[GOAL] Gather every line below where "Качете" appears.

[TASK MATERIAL]

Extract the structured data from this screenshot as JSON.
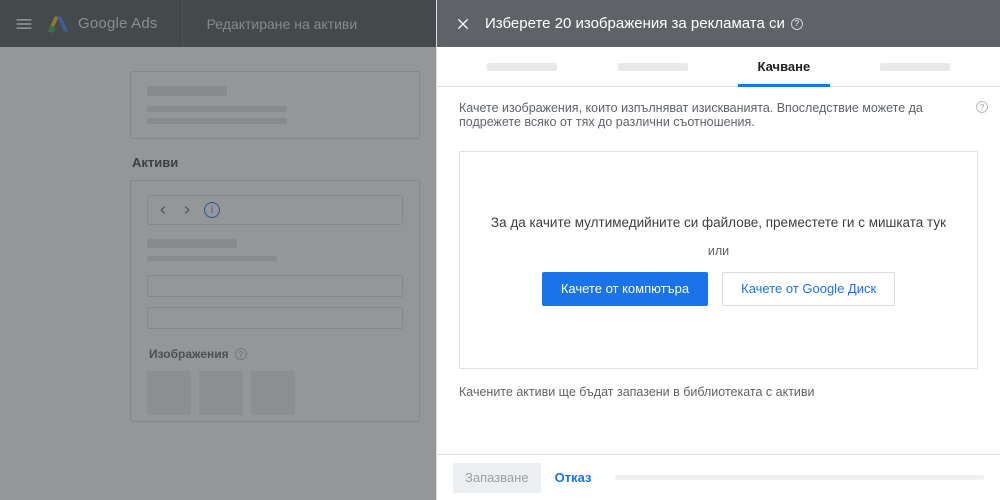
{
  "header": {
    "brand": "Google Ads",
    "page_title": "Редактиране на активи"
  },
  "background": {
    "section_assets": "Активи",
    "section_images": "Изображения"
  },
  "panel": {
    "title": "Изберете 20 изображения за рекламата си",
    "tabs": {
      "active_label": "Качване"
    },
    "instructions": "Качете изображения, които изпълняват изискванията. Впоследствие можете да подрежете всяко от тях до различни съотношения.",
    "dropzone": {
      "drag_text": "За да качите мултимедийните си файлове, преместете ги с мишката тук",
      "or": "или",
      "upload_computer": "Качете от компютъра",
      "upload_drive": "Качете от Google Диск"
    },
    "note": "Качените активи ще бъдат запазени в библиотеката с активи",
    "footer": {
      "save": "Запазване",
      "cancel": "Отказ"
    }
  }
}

...

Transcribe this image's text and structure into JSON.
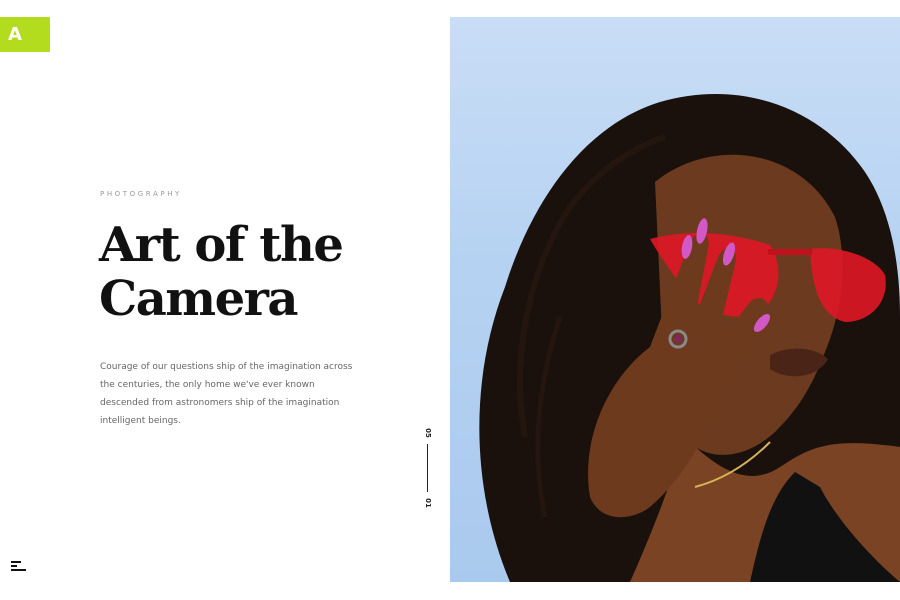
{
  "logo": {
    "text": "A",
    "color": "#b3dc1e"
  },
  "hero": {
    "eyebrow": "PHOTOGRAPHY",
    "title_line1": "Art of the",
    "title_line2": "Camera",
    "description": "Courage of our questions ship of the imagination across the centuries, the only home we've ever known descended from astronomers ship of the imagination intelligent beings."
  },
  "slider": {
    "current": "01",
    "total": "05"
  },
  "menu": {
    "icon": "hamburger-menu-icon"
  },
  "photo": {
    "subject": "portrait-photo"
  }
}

* * *

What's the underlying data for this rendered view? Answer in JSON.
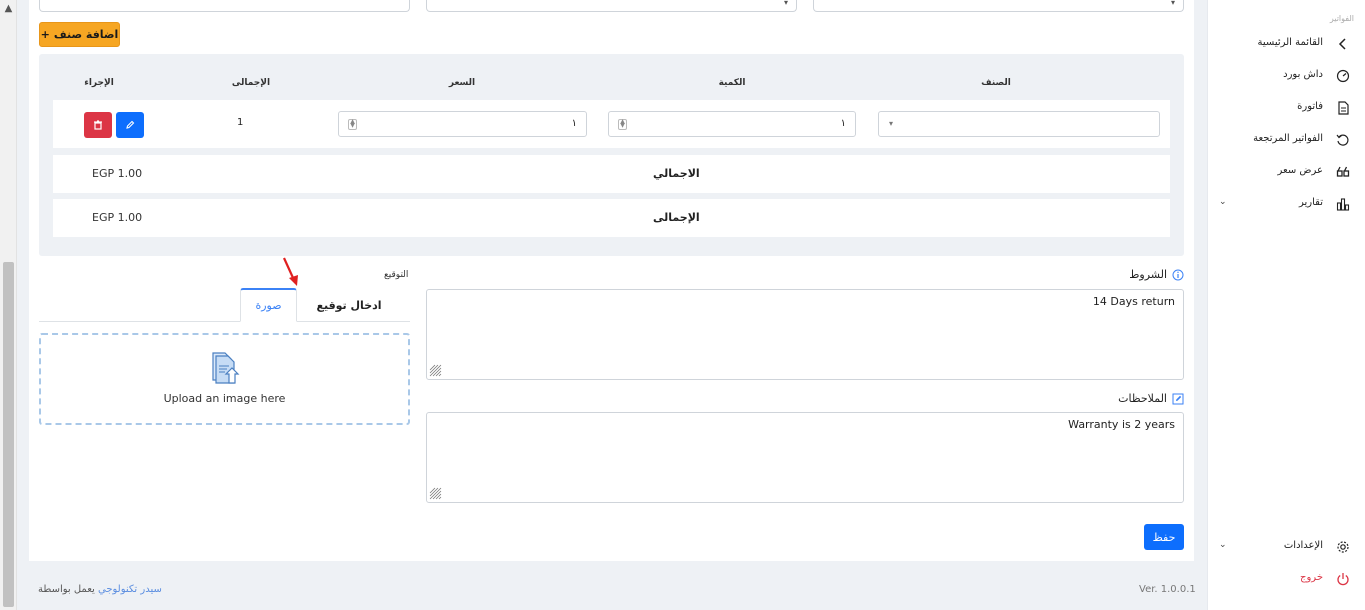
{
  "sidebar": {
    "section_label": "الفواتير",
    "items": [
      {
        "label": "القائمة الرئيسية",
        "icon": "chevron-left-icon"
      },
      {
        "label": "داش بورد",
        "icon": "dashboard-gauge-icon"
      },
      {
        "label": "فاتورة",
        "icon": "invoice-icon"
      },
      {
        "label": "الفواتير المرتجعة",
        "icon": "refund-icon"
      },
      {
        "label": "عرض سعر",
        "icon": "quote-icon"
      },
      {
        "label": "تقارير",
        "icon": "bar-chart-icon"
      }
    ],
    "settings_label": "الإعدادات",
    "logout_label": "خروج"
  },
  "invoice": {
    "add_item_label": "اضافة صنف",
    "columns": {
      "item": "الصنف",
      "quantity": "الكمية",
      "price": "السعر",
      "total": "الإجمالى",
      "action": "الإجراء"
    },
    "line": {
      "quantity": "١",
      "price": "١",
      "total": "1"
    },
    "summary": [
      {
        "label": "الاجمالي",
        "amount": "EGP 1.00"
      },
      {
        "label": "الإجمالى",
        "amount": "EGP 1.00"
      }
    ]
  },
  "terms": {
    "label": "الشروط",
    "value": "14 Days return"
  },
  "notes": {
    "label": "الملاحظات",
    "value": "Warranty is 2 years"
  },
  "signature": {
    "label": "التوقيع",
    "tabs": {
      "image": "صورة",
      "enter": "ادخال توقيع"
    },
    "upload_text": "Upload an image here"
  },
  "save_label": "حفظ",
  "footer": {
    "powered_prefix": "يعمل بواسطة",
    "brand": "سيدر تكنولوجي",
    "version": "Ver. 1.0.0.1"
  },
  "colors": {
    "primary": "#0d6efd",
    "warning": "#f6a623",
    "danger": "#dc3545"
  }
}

[THE OUTPUT]
    "instructions": "Качете изображения, които изпълняват изискванията. Впоследствие можете да подрежете всяко от тях до различни съотношения.",
      "upload_computer": "Качете от компютъра",
      "upload_drive": "Качете от Google Диск"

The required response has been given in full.